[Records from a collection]
**********

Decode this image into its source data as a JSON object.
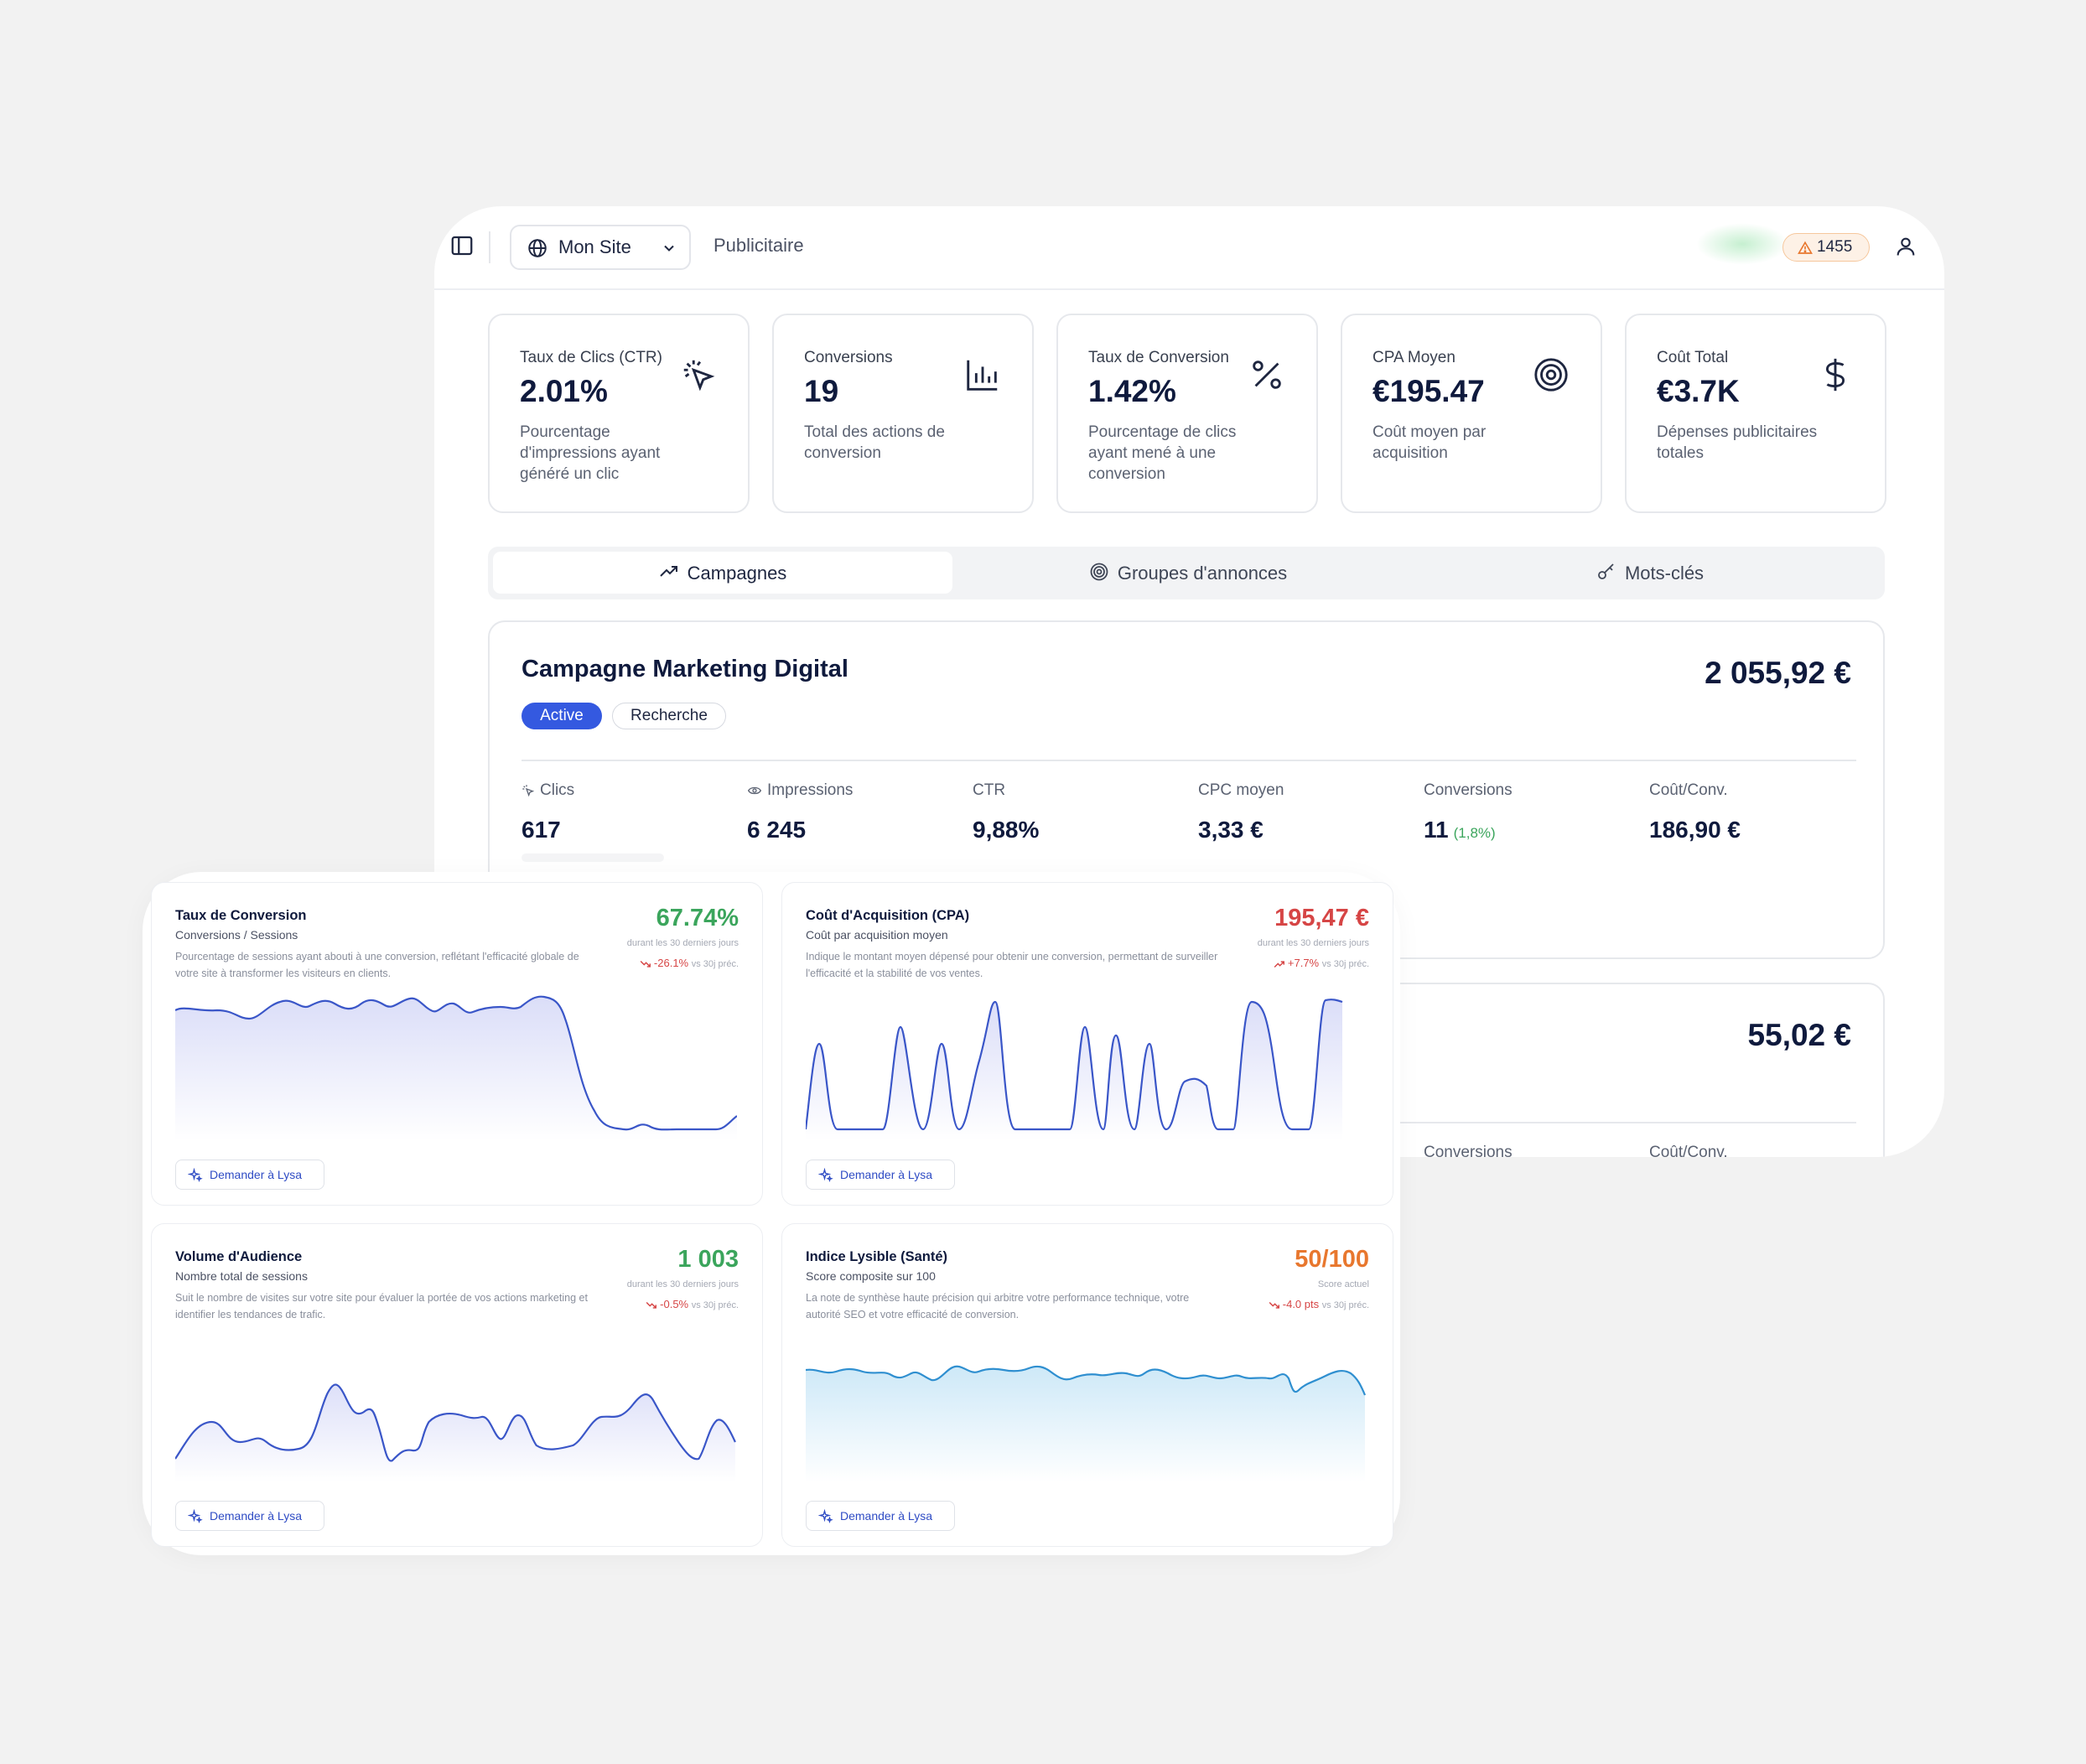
{
  "topbar": {
    "site_label": "Mon Site",
    "section": "Publicitaire",
    "alert_count": "1455"
  },
  "kpis": [
    {
      "title": "Taux de Clics (CTR)",
      "value": "2.01%",
      "desc": "Pourcentage d'impressions ayant généré un clic",
      "icon": "pointer-click-icon"
    },
    {
      "title": "Conversions",
      "value": "19",
      "desc": "Total des actions de conversion",
      "icon": "bar-chart-icon"
    },
    {
      "title": "Taux de Conversion",
      "value": "1.42%",
      "desc": "Pourcentage de clics ayant mené à une conversion",
      "icon": "percent-icon"
    },
    {
      "title": "CPA Moyen",
      "value": "€195.47",
      "desc": "Coût moyen par acquisition",
      "icon": "target-icon"
    },
    {
      "title": "Coût Total",
      "value": "€3.7K",
      "desc": "Dépenses publicitaires totales",
      "icon": "dollar-icon"
    }
  ],
  "tabs": [
    {
      "label": "Campagnes",
      "icon": "trend-up-icon",
      "selected": true
    },
    {
      "label": "Groupes d'annonces",
      "icon": "target-icon",
      "selected": false
    },
    {
      "label": "Mots-clés",
      "icon": "key-icon",
      "selected": false
    }
  ],
  "campaign": {
    "name": "Campagne Marketing Digital",
    "amount": "2 055,92 €",
    "status": "Active",
    "type": "Recherche",
    "metrics": [
      {
        "label": "Clics",
        "value": "617"
      },
      {
        "label": "Impressions",
        "value": "6 245"
      },
      {
        "label": "CTR",
        "value": "9,88%"
      },
      {
        "label": "CPC moyen",
        "value": "3,33 €"
      },
      {
        "label": "Conversions",
        "value": "11",
        "extra": "(1,8%)"
      },
      {
        "label": "Coût/Conv.",
        "value": "186,90 €"
      }
    ]
  },
  "campaign2": {
    "amount": "55,02 €",
    "col_conversions": "Conversions",
    "col_cost": "Coût/Conv."
  },
  "cards": [
    {
      "title": "Taux de Conversion",
      "subtitle": "Conversions / Sessions",
      "desc": "Pourcentage de sessions ayant abouti à une conversion, reflétant l'efficacité globale de votre site à transformer les visiteurs en clients.",
      "value": "67.74%",
      "value_color": "#3ba55c",
      "period": "durant les 30 derniers jours",
      "change": "-26.1%",
      "change_suffix": "vs 30j préc.",
      "ask": "Demander à Lysa"
    },
    {
      "title": "Coût d'Acquisition (CPA)",
      "subtitle": "Coût par acquisition moyen",
      "desc": "Indique le montant moyen dépensé pour obtenir une conversion, permettant de surveiller l'efficacité et la stabilité de vos ventes.",
      "value": "195,47 €",
      "value_color": "#d64545",
      "period": "durant les 30 derniers jours",
      "change": "+7.7%",
      "change_suffix": "vs 30j préc.",
      "ask": "Demander à Lysa"
    },
    {
      "title": "Volume d'Audience",
      "subtitle": "Nombre total de sessions",
      "desc": "Suit le nombre de visites sur votre site pour évaluer la portée de vos actions marketing et identifier les tendances de trafic.",
      "value": "1 003",
      "value_color": "#3ba55c",
      "period": "durant les 30 derniers jours",
      "change": "-0.5%",
      "change_suffix": "vs 30j préc.",
      "ask": "Demander à Lysa"
    },
    {
      "title": "Indice Lysible (Santé)",
      "subtitle": "Score composite sur 100",
      "desc": "La note de synthèse haute précision qui arbitre votre performance technique, votre autorité SEO et votre efficacité de conversion.",
      "value": "50/100",
      "value_color": "#e8772e",
      "period": "Score actuel",
      "change": "-4.0 pts",
      "change_suffix": "vs 30j préc.",
      "ask": "Demander à Lysa"
    }
  ]
}
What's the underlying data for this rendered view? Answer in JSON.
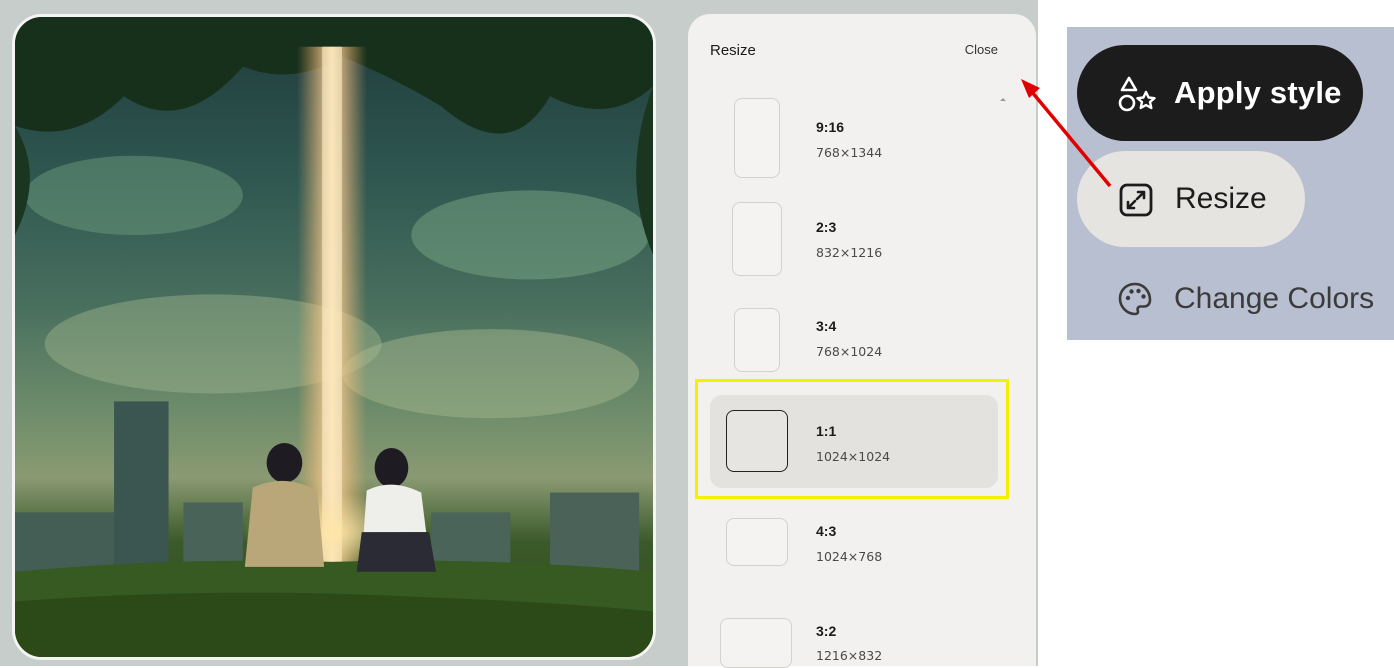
{
  "panel": {
    "title": "Resize",
    "close_label": "Close",
    "options": [
      {
        "ratio": "9:16",
        "dims": "768×1344",
        "selected": false
      },
      {
        "ratio": "2:3",
        "dims": "832×1216",
        "selected": false
      },
      {
        "ratio": "3:4",
        "dims": "768×1024",
        "selected": false
      },
      {
        "ratio": "1:1",
        "dims": "1024×1024",
        "selected": true
      },
      {
        "ratio": "4:3",
        "dims": "1024×768",
        "selected": false
      },
      {
        "ratio": "3:2",
        "dims": "1216×832",
        "selected": false
      }
    ]
  },
  "toolbar_inset": {
    "apply_style_label": "Apply style",
    "apply_style_icon": "shapes-icon",
    "resize_label": "Resize",
    "resize_icon": "resize-expand-icon",
    "change_colors_label": "Change Colors",
    "change_colors_icon": "palette-icon"
  },
  "colors": {
    "highlight": "#f5f000",
    "annotation_arrow": "#e00000",
    "apply_style_bg": "#1c1c1c",
    "resize_bg": "#e6e4e0",
    "inset_bg": "#b8bfd0"
  }
}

**********

How many of the lines in the listing above hold the word "data"? Report only that figure.

2